Thursday, September 18, 2008


Thursday in the 24th Week of Ordinary Time
Avoiding Abuse


Readings: 1 Corinthians 15:1-11; Psalm 118:1b-2, 16ab-17, 28; Luke 7:36-50
Picture: CC chefranden

Have you ever had the experience of needing a tool, a screwdriver perhaps, but could not find one? Have you ever been driven to improvise, for example by using a coin or a fingernail instead? Or maybe what was needed was a Philips-head screwdriver and all you had was a flat one. What happened? Sometimes the improvisation works well, but often enough, something goes awry. The fingernail may break. The coin may bend. Or either the screw or the flat-headed screwdriver may get damaged. That, of course, is the result of abuse. Using something for a purpose other than that for which it was made can lead to highly undesired consequences.

The same can be said about people too. Consider some of the ways in which people abuse themselves and others: various addictions (to work and alcohol, to shopping and sex), providing poor and inhumane working conditions, melamine in milk, unwarranted curtailment of religious freedom. Could we not say that these abuses are often rooted in a fundamental lack of awareness of and respect for the proper identity and dignity of the human person? And, as a result, much damage is done, both to individuals and to society as a whole.

_Given material_
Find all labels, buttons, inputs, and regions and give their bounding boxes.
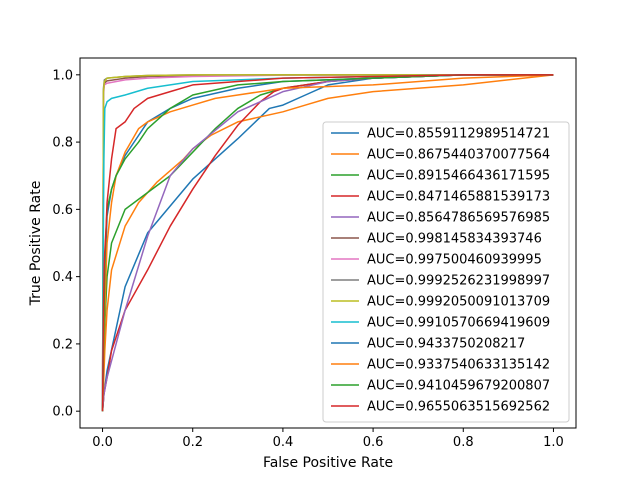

_What you need to do_
(a) From the reflection on abuse, extract the words that begin at "Readings: 1 Corinthians" and stop after "highly undesired consequences.".
(b) Extend the reflection on abuse, picking up from its last sentence.
The data has no connection to the reflection on abuse.

_Answer list_
(a)
Readings: 1 Corinthians 15:1-11; Psalm 118:1b-2, 16ab-17, 28; Luke 7:36-50
Picture: CC chefranden

Have you ever had the experience of needing a tool, a screwdriver perhaps, but could not find one? Have you ever been driven to improvise, for example by using a coin or a fingernail instead? Or maybe what was needed was a Philips-head screwdriver and all you had was a flat one. What happened? Sometimes the improvisation works well, but often enough, something goes awry. The fingernail may break. The coin may bend. Or either the screw or the flat-headed screwdriver may get damaged. That, of course, is the result of abuse. Using something for a purpose other than that for which it was made can lead to highly undesired consequences.

(b)
In contrast, our Mass readings for today present us with examples of what happens when people come to a profound awareness of who they are in the sight of God. Let us look first at the results. Notice Paul’s description of the fruitfulness of his ministry. He takes pride in his grace-empowered work among the early Christians. We preach and so you believed. Notice also the moving scene provided for us by the woman who, in contrast to the neglectful Pharisee, ministers so tenderly to Jesus. How did both she and Paul come to love and to serve others with such energy and passion?

Paul attributes it to grace, which enables him to fulfill his true destiny as a disciple of Christ: by the grace of God I am what I am. It is by this grace that Paul realizes his own unworthiness: I am… not fit to be called an Apostle… because I persecuted the Church of God… And in this realization, he submits to the grace that empowers him to love and to serve. Something similar happens to the woman in the gospel too. As Jesus tells us: her many sins have been forgiven; hence, she has shown great love… We come to fulfill our destiny only to the extent that we first realize our identity as sinners who are forgiven and loved. Your faith has saved you. Go in peace…

Isn’t this why Paul tells us that the gospel he preaches is of first importance: that Christ died for our sins in accordance with the Scriptures…? For how do we come to realize more deeply our true identity except by encountering the one who died and rose for our sins? It was so for Paul and the unnamed woman. It is so for us as well.

How might the Lord be reminding us of who and what we are today?

2 comments:

  1. Two take home points for me from today's reflections:

    1. sin and sinfulness. I don't know about you, but my sense of sin and being sinful is gradually being eroded by society. I mean, isn't it sinful to grant a housing loan to someone who has no hope of ever paying you back and re-packaging that loan as a debt instrument to be traded like any other stock?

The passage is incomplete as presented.